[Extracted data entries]
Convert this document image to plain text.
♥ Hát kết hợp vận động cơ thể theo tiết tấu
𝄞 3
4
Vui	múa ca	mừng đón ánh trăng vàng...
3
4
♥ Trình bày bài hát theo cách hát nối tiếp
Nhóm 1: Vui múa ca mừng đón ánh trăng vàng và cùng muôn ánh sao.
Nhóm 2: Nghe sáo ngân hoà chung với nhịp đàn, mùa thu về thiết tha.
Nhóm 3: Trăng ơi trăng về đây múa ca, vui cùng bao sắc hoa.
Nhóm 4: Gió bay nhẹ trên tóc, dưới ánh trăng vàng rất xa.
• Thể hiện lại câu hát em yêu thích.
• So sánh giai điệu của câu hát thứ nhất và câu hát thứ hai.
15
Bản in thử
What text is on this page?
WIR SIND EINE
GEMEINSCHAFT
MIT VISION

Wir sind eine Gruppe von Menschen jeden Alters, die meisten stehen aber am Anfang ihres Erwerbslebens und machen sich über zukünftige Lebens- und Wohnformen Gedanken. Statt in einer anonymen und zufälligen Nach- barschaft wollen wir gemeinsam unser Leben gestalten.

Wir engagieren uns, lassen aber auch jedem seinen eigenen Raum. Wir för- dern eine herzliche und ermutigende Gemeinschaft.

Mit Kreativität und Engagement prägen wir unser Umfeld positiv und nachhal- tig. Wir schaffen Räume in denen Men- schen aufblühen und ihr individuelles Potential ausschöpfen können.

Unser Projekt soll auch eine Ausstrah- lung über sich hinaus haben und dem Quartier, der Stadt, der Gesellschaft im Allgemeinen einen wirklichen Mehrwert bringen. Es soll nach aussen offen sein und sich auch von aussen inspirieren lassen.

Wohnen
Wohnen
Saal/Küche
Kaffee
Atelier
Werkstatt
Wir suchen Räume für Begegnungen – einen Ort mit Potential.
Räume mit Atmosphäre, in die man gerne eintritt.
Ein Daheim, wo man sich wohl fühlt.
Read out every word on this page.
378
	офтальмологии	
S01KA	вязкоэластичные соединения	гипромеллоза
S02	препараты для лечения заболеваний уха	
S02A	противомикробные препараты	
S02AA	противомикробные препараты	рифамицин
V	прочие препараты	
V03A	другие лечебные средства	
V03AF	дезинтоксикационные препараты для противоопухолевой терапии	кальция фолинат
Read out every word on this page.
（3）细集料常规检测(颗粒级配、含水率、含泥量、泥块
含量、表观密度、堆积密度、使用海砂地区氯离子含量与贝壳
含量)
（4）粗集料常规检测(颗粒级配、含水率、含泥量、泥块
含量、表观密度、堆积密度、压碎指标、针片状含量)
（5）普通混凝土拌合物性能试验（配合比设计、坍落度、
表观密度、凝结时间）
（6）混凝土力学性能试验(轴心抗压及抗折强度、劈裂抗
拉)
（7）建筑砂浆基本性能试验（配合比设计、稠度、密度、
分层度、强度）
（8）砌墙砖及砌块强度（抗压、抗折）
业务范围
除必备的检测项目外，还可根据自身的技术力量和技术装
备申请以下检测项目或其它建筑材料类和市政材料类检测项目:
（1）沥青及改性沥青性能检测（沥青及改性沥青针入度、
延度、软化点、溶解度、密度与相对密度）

* Your goal: Scan the records above for the string "表观密度", then select every line that holds it.

* Solution to this problem:
含量、表观密度、堆积密度、使用海砂地区氯离子含量与贝壳
含量、表观密度、堆积密度、压碎指标、针片状含量)
表观密度、凝结时间）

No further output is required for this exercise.